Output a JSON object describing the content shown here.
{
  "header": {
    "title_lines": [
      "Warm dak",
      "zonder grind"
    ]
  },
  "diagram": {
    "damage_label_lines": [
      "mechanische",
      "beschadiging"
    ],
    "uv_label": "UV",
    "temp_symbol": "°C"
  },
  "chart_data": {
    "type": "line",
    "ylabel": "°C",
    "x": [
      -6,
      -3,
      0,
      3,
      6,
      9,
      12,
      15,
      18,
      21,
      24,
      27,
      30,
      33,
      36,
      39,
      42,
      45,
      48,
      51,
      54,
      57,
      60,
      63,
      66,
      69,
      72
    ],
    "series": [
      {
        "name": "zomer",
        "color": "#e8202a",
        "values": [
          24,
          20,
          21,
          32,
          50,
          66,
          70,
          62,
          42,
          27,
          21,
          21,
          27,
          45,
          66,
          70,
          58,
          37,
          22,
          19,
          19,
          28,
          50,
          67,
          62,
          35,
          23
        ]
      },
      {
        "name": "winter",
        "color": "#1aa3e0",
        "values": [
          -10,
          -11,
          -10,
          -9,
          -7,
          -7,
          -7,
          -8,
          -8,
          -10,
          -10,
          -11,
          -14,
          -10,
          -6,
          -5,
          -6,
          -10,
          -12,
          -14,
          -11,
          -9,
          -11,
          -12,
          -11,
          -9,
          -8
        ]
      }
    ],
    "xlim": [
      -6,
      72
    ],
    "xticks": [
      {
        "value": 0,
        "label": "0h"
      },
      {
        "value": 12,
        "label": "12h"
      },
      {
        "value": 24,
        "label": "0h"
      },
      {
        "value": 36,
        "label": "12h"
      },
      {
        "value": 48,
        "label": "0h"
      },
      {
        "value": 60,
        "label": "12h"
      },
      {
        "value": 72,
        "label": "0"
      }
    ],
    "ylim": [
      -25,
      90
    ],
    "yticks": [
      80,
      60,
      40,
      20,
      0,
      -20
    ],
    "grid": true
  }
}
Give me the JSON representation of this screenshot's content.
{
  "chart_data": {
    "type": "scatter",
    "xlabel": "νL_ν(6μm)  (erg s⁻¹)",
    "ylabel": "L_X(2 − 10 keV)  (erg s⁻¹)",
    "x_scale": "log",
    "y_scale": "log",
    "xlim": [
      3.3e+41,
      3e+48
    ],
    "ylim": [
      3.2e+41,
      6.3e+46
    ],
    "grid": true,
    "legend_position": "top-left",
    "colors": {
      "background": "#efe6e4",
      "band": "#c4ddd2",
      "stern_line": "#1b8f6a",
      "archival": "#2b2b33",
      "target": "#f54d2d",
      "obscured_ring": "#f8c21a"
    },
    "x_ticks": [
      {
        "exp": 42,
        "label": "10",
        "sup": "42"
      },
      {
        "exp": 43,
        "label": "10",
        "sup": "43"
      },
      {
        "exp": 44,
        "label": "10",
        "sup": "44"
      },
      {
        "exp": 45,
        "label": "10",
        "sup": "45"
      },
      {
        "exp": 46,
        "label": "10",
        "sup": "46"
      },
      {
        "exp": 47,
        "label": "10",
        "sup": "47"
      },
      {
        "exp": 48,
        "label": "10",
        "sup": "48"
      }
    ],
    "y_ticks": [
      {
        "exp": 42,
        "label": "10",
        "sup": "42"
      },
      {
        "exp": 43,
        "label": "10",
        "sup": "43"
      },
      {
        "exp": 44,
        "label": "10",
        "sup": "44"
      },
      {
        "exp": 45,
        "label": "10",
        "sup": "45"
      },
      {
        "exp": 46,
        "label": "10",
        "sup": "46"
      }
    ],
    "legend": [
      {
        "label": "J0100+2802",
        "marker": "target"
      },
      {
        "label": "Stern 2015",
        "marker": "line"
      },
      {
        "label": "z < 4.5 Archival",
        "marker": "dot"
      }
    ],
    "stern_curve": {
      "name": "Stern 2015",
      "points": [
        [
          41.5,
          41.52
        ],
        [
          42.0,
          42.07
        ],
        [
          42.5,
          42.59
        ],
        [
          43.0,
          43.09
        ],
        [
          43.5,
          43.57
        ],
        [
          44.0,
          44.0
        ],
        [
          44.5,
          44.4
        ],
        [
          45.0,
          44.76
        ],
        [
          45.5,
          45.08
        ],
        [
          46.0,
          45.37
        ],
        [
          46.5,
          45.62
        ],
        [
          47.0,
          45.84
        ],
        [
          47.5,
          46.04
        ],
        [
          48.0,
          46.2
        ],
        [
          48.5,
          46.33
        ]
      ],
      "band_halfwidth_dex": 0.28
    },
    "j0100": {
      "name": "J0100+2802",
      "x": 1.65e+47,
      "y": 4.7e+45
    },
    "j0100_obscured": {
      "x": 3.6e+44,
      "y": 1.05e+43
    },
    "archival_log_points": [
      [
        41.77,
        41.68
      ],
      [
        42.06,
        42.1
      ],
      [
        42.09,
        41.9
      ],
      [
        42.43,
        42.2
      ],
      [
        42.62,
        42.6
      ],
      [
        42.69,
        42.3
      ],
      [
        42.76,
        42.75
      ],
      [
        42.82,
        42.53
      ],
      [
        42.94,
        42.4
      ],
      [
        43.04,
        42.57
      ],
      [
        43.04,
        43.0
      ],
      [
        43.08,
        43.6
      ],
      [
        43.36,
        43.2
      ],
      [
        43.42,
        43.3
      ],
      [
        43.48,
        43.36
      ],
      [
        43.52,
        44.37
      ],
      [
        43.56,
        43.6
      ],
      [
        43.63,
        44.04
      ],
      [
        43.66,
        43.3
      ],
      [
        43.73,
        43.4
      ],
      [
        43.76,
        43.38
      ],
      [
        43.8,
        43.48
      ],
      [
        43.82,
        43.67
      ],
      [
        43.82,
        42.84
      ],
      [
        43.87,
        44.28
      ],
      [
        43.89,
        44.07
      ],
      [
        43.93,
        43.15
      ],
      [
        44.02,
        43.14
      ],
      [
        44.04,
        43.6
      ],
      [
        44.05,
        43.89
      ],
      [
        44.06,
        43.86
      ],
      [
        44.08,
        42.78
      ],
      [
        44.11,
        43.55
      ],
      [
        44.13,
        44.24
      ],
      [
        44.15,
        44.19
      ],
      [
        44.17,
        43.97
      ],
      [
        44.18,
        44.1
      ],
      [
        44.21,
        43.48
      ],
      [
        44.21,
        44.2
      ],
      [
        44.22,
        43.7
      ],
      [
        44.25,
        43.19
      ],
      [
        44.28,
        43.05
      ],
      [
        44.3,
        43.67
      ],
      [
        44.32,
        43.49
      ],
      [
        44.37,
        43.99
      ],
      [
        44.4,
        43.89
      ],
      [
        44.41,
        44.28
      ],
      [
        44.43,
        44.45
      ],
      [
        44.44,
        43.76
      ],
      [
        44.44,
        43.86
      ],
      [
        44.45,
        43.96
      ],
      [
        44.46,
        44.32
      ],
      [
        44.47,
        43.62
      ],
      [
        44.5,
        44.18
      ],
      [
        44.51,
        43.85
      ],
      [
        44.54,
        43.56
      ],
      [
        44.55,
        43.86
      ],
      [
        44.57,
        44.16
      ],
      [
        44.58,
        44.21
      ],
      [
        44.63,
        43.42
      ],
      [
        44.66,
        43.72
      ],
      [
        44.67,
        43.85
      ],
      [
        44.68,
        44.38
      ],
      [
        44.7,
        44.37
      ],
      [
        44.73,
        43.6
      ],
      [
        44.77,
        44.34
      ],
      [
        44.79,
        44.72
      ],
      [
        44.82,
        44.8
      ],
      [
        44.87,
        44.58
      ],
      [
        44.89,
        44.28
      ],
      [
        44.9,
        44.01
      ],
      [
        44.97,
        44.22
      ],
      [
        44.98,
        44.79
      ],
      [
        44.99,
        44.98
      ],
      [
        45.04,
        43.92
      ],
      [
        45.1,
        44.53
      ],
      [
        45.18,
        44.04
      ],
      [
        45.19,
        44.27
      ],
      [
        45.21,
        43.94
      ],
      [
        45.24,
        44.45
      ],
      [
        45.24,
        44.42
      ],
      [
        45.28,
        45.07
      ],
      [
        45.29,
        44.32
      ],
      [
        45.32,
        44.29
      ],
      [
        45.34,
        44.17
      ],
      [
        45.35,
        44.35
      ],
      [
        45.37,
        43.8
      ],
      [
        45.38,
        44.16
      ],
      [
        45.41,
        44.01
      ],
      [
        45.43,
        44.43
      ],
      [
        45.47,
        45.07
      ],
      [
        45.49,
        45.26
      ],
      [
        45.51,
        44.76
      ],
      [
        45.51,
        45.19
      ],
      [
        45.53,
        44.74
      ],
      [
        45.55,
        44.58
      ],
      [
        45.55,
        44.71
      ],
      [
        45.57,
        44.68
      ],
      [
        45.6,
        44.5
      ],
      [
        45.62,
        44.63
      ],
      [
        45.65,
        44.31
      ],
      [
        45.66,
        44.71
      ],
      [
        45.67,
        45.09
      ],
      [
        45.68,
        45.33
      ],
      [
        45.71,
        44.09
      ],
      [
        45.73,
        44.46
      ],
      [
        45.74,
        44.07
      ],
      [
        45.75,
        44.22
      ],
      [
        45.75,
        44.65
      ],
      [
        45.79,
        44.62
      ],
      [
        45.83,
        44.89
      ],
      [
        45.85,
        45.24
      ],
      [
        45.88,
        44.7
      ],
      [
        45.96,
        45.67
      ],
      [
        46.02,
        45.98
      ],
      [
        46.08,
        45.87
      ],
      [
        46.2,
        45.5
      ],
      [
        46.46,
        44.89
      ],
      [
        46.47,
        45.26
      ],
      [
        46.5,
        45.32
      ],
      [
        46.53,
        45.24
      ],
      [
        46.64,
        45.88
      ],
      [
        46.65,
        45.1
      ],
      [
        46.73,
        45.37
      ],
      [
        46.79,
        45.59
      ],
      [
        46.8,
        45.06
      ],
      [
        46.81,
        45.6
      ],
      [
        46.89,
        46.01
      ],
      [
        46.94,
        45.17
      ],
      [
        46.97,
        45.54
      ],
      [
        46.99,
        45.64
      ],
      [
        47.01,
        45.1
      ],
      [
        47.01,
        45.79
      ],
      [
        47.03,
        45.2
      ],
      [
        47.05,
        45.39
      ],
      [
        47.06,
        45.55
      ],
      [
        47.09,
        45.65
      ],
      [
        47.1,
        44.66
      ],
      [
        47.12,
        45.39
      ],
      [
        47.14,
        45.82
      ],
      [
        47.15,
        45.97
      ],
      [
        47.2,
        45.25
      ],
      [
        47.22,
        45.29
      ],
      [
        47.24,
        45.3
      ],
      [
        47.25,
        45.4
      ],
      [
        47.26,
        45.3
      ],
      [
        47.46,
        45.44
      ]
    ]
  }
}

# # #

## Exercise requirements:
Make a list of all lines in the data that contain "marker".

## Output for this task:
        "marker": "target"
        "marker": "line"
        "marker": "dot"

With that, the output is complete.